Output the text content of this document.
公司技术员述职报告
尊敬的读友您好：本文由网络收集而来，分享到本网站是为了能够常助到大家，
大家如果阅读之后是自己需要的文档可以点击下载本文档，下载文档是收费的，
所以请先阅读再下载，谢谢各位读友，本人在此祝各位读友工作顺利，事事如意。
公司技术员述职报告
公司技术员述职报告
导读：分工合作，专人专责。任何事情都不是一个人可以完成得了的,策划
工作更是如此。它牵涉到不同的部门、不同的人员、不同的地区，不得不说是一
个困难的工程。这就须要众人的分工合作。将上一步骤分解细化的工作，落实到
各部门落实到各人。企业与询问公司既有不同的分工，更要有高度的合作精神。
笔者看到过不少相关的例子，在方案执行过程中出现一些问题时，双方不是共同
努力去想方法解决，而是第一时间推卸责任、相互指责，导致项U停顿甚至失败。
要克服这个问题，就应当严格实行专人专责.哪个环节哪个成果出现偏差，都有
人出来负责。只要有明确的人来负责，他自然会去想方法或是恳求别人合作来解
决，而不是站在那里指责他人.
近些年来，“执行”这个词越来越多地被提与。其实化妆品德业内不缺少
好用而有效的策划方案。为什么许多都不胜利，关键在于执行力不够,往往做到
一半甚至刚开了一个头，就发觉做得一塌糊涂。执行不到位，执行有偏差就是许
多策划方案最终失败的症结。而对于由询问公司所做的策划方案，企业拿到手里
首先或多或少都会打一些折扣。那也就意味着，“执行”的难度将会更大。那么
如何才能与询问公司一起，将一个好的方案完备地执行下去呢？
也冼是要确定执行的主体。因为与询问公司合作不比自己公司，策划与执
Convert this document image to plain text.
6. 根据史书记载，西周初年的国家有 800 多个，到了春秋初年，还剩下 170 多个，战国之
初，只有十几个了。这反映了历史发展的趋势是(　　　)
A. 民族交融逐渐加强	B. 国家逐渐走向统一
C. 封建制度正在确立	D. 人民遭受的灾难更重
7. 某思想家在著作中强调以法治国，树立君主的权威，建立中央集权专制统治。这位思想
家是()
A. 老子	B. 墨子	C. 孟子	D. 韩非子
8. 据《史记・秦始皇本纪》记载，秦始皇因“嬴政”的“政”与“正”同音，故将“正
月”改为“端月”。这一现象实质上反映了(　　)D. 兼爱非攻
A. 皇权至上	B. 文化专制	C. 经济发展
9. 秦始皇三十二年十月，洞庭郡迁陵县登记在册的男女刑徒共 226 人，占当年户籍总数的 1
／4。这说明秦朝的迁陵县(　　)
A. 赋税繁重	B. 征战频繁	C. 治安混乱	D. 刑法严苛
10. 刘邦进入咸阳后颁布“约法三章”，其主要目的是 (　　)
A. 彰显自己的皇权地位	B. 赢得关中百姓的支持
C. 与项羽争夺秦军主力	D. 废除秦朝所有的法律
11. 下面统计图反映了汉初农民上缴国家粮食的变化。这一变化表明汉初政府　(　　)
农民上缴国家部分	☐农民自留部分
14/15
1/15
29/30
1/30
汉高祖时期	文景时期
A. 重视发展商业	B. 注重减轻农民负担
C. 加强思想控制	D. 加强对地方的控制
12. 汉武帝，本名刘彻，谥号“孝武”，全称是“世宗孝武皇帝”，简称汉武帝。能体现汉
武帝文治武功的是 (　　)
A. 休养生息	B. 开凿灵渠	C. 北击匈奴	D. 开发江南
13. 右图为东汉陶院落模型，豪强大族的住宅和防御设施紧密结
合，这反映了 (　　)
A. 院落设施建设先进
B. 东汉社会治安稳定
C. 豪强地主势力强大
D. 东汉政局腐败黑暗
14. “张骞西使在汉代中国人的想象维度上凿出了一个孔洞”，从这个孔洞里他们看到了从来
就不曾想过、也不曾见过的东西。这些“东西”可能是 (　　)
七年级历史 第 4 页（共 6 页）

____

# WHAT TO PRODUCE
Each line of the listing should be echoed back exactly.

# RESULT OF THE EXERCISE
Output the text content of this document.
公司技术员述职报告
尊敬的读友您好：本文由网络收集而来，分享到本网站是为了能够常助到大家，
大家如果阅读之后是自己需要的文档可以点击下载本文档，下载文档是收费的，
所以请先阅读再下载，谢谢各位读友，本人在此祝各位读友工作顺利，事事如意。
公司技术员述职报告
公司技术员述职报告
导读：分工合作，专人专责。任何事情都不是一个人可以完成得了的,策划
工作更是如此。它牵涉到不同的部门、不同的人员、不同的地区，不得不说是一
个困难的工程。这就须要众人的分工合作。将上一步骤分解细化的工作，落实到
各部门落实到各人。企业与询问公司既有不同的分工，更要有高度的合作精神。
笔者看到过不少相关的例子，在方案执行过程中出现一些问题时，双方不是共同
努力去想方法解决，而是第一时间推卸责任、相互指责，导致项U停顿甚至失败。
要克服这个问题，就应当严格实行专人专责.哪个环节哪个成果出现偏差，都有
人出来负责。只要有明确的人来负责，他自然会去想方法或是恳求别人合作来解
决，而不是站在那里指责他人.
近些年来，“执行”这个词越来越多地被提与。其实化妆品德业内不缺少
好用而有效的策划方案。为什么许多都不胜利，关键在于执行力不够,往往做到
一半甚至刚开了一个头，就发觉做得一塌糊涂。执行不到位，执行有偏差就是许
多策划方案最终失败的症结。而对于由询问公司所做的策划方案，企业拿到手里
首先或多或少都会打一些折扣。那也就意味着，“执行”的难度将会更大。那么
如何才能与询问公司一起，将一个好的方案完备地执行下去呢？
也冼是要确定执行的主体。因为与询问公司合作不比自己公司，策划与执
Convert this document image to plain text.
6. 根据史书记载，西周初年的国家有 800 多个，到了春秋初年，还剩下 170 多个，战国之
初，只有十几个了。这反映了历史发展的趋势是(　　　)
A. 民族交融逐渐加强	B. 国家逐渐走向统一
C. 封建制度正在确立	D. 人民遭受的灾难更重
7. 某思想家在著作中强调以法治国，树立君主的权威，建立中央集权专制统治。这位思想
家是()
A. 老子	B. 墨子	C. 孟子	D. 韩非子
8. 据《史记・秦始皇本纪》记载，秦始皇因“嬴政”的“政”与“正”同音，故将“正
月”改为“端月”。这一现象实质上反映了(　　)D. 兼爱非攻
A. 皇权至上	B. 文化专制	C. 经济发展
9. 秦始皇三十二年十月，洞庭郡迁陵县登记在册的男女刑徒共 226 人，占当年户籍总数的 1
／4。这说明秦朝的迁陵县(　　)
A. 赋税繁重	B. 征战频繁	C. 治安混乱	D. 刑法严苛
10. 刘邦进入咸阳后颁布“约法三章”，其主要目的是 (　　)
A. 彰显自己的皇权地位	B. 赢得关中百姓的支持
C. 与项羽争夺秦军主力	D. 废除秦朝所有的法律
11. 下面统计图反映了汉初农民上缴国家粮食的变化。这一变化表明汉初政府　(　　)
农民上缴国家部分	☐农民自留部分
14/15
1/15
29/30
1/30
汉高祖时期	文景时期
A. 重视发展商业	B. 注重减轻农民负担
C. 加强思想控制	D. 加强对地方的控制
12. 汉武帝，本名刘彻，谥号“孝武”，全称是“世宗孝武皇帝”，简称汉武帝。能体现汉
武帝文治武功的是 (　　)
A. 休养生息	B. 开凿灵渠	C. 北击匈奴	D. 开发江南
13. 右图为东汉陶院落模型，豪强大族的住宅和防御设施紧密结
合，这反映了 (　　)
A. 院落设施建设先进
B. 东汉社会治安稳定
C. 豪强地主势力强大
D. 东汉政局腐败黑暗
14. “张骞西使在汉代中国人的想象维度上凿出了一个孔洞”，从这个孔洞里他们看到了从来
就不曾想过、也不曾见过的东西。这些“东西”可能是 (　　)
七年级历史 第 4 页（共 6 页）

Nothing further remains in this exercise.